» RECORD EXCERPTS
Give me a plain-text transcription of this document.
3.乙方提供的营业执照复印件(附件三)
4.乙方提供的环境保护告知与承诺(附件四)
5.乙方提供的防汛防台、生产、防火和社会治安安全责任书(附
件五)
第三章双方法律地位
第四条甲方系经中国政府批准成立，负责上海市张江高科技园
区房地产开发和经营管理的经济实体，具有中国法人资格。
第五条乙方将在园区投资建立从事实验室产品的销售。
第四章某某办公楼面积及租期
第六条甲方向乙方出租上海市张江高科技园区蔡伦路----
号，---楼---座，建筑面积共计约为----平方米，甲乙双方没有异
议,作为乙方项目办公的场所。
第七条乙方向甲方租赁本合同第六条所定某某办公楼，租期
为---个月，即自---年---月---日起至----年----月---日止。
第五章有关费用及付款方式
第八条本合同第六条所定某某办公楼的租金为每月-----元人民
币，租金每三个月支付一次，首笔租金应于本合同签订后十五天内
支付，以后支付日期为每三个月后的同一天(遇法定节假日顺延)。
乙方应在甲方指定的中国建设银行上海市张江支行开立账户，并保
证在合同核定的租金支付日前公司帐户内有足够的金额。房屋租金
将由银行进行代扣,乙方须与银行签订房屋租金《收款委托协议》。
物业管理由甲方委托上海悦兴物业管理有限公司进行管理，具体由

» GIVEN EXERCISE
Write out all of the records once more, exactly.

» ANSWER TO THE PROBLEM
Give me a plain-text transcription of this document.
3.乙方提供的营业执照复印件(附件三)
4.乙方提供的环境保护告知与承诺(附件四)
5.乙方提供的防汛防台、生产、防火和社会治安安全责任书(附
件五)
第三章双方法律地位
第四条甲方系经中国政府批准成立，负责上海市张江高科技园
区房地产开发和经营管理的经济实体，具有中国法人资格。
第五条乙方将在园区投资建立从事实验室产品的销售。
第四章某某办公楼面积及租期
第六条甲方向乙方出租上海市张江高科技园区蔡伦路----
号，---楼---座，建筑面积共计约为----平方米，甲乙双方没有异
议,作为乙方项目办公的场所。
第七条乙方向甲方租赁本合同第六条所定某某办公楼，租期
为---个月，即自---年---月---日起至----年----月---日止。
第五章有关费用及付款方式
第八条本合同第六条所定某某办公楼的租金为每月-----元人民
币，租金每三个月支付一次，首笔租金应于本合同签订后十五天内
支付，以后支付日期为每三个月后的同一天(遇法定节假日顺延)。
乙方应在甲方指定的中国建设银行上海市张江支行开立账户，并保
证在合同核定的租金支付日前公司帐户内有足够的金额。房屋租金
将由银行进行代扣,乙方须与银行签订房屋租金《收款委托协议》。
物业管理由甲方委托上海悦兴物业管理有限公司进行管理，具体由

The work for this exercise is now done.